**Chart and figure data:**
-*-*-
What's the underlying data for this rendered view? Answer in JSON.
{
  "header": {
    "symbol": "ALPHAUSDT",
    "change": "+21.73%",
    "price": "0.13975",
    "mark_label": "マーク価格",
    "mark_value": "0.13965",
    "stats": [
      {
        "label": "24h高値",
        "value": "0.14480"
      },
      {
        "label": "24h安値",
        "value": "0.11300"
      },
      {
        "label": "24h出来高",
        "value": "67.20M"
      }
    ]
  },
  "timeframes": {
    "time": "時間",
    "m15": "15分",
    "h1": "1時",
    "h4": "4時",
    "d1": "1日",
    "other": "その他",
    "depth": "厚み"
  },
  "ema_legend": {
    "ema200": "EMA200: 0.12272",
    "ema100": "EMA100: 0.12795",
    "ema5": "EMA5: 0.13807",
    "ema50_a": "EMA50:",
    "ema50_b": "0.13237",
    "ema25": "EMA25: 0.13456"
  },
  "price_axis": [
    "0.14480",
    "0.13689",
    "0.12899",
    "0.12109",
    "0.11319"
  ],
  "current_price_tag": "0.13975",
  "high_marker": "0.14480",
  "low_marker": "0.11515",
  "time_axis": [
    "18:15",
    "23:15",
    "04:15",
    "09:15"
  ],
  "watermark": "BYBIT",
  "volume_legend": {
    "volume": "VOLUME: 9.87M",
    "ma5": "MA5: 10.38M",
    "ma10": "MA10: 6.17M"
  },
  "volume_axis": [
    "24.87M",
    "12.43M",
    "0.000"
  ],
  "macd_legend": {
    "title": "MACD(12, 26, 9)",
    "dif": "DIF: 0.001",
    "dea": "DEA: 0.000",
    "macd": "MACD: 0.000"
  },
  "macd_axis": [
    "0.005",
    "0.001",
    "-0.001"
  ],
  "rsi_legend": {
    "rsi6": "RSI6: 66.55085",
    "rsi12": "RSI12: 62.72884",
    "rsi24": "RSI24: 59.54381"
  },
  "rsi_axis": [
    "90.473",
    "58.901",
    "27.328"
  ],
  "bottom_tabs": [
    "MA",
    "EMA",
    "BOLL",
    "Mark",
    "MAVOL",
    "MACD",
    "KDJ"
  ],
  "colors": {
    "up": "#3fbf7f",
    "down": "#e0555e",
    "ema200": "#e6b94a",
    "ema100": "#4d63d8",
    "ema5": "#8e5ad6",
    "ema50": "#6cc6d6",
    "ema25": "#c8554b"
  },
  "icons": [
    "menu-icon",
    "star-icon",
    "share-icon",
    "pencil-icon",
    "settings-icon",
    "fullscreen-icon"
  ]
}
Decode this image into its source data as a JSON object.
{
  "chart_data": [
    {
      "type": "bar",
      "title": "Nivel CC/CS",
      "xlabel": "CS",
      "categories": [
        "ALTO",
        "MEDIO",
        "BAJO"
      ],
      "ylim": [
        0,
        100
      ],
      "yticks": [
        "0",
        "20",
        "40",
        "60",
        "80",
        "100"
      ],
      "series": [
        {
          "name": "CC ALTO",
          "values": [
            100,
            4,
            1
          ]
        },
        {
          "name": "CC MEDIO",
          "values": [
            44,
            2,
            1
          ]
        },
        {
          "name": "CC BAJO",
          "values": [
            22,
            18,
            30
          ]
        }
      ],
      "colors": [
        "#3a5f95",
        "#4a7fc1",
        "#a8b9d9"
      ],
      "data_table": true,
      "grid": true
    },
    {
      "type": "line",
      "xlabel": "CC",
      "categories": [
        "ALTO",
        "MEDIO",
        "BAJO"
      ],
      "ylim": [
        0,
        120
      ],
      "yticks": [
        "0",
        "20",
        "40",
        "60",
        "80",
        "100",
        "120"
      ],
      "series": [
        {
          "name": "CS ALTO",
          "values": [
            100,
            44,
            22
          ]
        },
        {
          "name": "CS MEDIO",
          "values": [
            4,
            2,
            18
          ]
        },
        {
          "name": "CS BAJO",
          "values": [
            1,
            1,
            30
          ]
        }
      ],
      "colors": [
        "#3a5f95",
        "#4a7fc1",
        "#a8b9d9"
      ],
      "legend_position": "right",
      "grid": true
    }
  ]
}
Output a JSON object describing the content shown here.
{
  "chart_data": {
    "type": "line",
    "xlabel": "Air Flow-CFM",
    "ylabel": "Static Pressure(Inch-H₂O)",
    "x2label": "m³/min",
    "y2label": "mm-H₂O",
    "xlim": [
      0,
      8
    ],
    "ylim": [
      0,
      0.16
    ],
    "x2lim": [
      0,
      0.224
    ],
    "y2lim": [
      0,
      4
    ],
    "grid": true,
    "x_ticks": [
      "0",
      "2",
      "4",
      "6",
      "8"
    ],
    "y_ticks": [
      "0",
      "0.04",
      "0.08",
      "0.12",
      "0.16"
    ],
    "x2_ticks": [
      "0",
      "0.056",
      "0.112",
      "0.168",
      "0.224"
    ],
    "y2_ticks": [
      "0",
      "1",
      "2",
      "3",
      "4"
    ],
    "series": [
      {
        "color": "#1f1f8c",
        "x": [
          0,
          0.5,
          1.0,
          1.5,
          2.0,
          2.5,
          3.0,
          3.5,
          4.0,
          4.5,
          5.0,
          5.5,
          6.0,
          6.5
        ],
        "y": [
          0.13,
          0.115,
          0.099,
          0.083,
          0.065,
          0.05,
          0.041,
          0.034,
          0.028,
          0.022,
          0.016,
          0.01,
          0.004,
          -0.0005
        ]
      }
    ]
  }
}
-*-*-
**Problem requirements:** Reproduce all the data word for word.

**Reply to the exercise:**
What's the underlying data for this rendered view? Answer in JSON.
{
  "header": {
    "symbol": "ALPHAUSDT",
    "change": "+21.73%",
    "price": "0.13975",
    "mark_label": "マーク価格",
    "mark_value": "0.13965",
    "stats": [
      {
        "label": "24h高値",
        "value": "0.14480"
      },
      {
        "label": "24h安値",
        "value": "0.11300"
      },
      {
        "label": "24h出来高",
        "value": "67.20M"
      }
    ]
  },
  "timeframes": {
    "time": "時間",
    "m15": "15分",
    "h1": "1時",
    "h4": "4時",
    "d1": "1日",
    "other": "その他",
    "depth": "厚み"
  },
  "ema_legend": {
    "ema200": "EMA200: 0.12272",
    "ema100": "EMA100: 0.12795",
    "ema5": "EMA5: 0.13807",
    "ema50_a": "EMA50:",
    "ema50_b": "0.13237",
    "ema25": "EMA25: 0.13456"
  },
  "price_axis": [
    "0.14480",
    "0.13689",
    "0.12899",
    "0.12109",
    "0.11319"
  ],
  "current_price_tag": "0.13975",
  "high_marker": "0.14480",
  "low_marker": "0.11515",
  "time_axis": [
    "18:15",
    "23:15",
    "04:15",
    "09:15"
  ],
  "watermark": "BYBIT",
  "volume_legend": {
    "volume": "VOLUME: 9.87M",
    "ma5": "MA5: 10.38M",
    "ma10": "MA10: 6.17M"
  },
  "volume_axis": [
    "24.87M",
    "12.43M",
    "0.000"
  ],
  "macd_legend": {
    "title": "MACD(12, 26, 9)",
    "dif": "DIF: 0.001",
    "dea": "DEA: 0.000",
    "macd": "MACD: 0.000"
  },
  "macd_axis": [
    "0.005",
    "0.001",
    "-0.001"
  ],
  "rsi_legend": {
    "rsi6": "RSI6: 66.55085",
    "rsi12": "RSI12: 62.72884",
    "rsi24": "RSI24: 59.54381"
  },
  "rsi_axis": [
    "90.473",
    "58.901",
    "27.328"
  ],
  "bottom_tabs": [
    "MA",
    "EMA",
    "BOLL",
    "Mark",
    "MAVOL",
    "MACD",
    "KDJ"
  ],
  "colors": {
    "up": "#3fbf7f",
    "down": "#e0555e",
    "ema200": "#e6b94a",
    "ema100": "#4d63d8",
    "ema5": "#8e5ad6",
    "ema50": "#6cc6d6",
    "ema25": "#c8554b"
  },
  "icons": [
    "menu-icon",
    "star-icon",
    "share-icon",
    "pencil-icon",
    "settings-icon",
    "fullscreen-icon"
  ]
}
Decode this image into its source data as a JSON object.
{
  "chart_data": [
    {
      "type": "bar",
      "title": "Nivel CC/CS",
      "xlabel": "CS",
      "categories": [
        "ALTO",
        "MEDIO",
        "BAJO"
      ],
      "ylim": [
        0,
        100
      ],
      "yticks": [
        "0",
        "20",
        "40",
        "60",
        "80",
        "100"
      ],
      "series": [
        {
          "name": "CC ALTO",
          "values": [
            100,
            4,
            1
          ]
        },
        {
          "name": "CC MEDIO",
          "values": [
            44,
            2,
            1
          ]
        },
        {
          "name": "CC BAJO",
          "values": [
            22,
            18,
            30
          ]
        }
      ],
      "colors": [
        "#3a5f95",
        "#4a7fc1",
        "#a8b9d9"
      ],
      "data_table": true,
      "grid": true
    },
    {
      "type": "line",
      "xlabel": "CC",
      "categories": [
        "ALTO",
        "MEDIO",
        "BAJO"
      ],
      "ylim": [
        0,
        120
      ],
      "yticks": [
        "0",
        "20",
        "40",
        "60",
        "80",
        "100",
        "120"
      ],
      "series": [
        {
          "name": "CS ALTO",
          "values": [
            100,
            44,
            22
          ]
        },
        {
          "name": "CS MEDIO",
          "values": [
            4,
            2,
            18
          ]
        },
        {
          "name": "CS BAJO",
          "values": [
            1,
            1,
            30
          ]
        }
      ],
      "colors": [
        "#3a5f95",
        "#4a7fc1",
        "#a8b9d9"
      ],
      "legend_position": "right",
      "grid": true
    }
  ]
}
Output a JSON object describing the content shown here.
{
  "chart_data": {
    "type": "line",
    "xlabel": "Air Flow-CFM",
    "ylabel": "Static Pressure(Inch-H₂O)",
    "x2label": "m³/min",
    "y2label": "mm-H₂O",
    "xlim": [
      0,
      8
    ],
    "ylim": [
      0,
      0.16
    ],
    "x2lim": [
      0,
      0.224
    ],
    "y2lim": [
      0,
      4
    ],
    "grid": true,
    "x_ticks": [
      "0",
      "2",
      "4",
      "6",
      "8"
    ],
    "y_ticks": [
      "0",
      "0.04",
      "0.08",
      "0.12",
      "0.16"
    ],
    "x2_ticks": [
      "0",
      "0.056",
      "0.112",
      "0.168",
      "0.224"
    ],
    "y2_ticks": [
      "0",
      "1",
      "2",
      "3",
      "4"
    ],
    "series": [
      {
        "color": "#1f1f8c",
        "x": [
          0,
          0.5,
          1.0,
          1.5,
          2.0,
          2.5,
          3.0,
          3.5,
          4.0,
          4.5,
          5.0,
          5.5,
          6.0,
          6.5
        ],
        "y": [
          0.13,
          0.115,
          0.099,
          0.083,
          0.065,
          0.05,
          0.041,
          0.034,
          0.028,
          0.022,
          0.016,
          0.01,
          0.004,
          -0.0005
        ]
      }
    ]
  }
}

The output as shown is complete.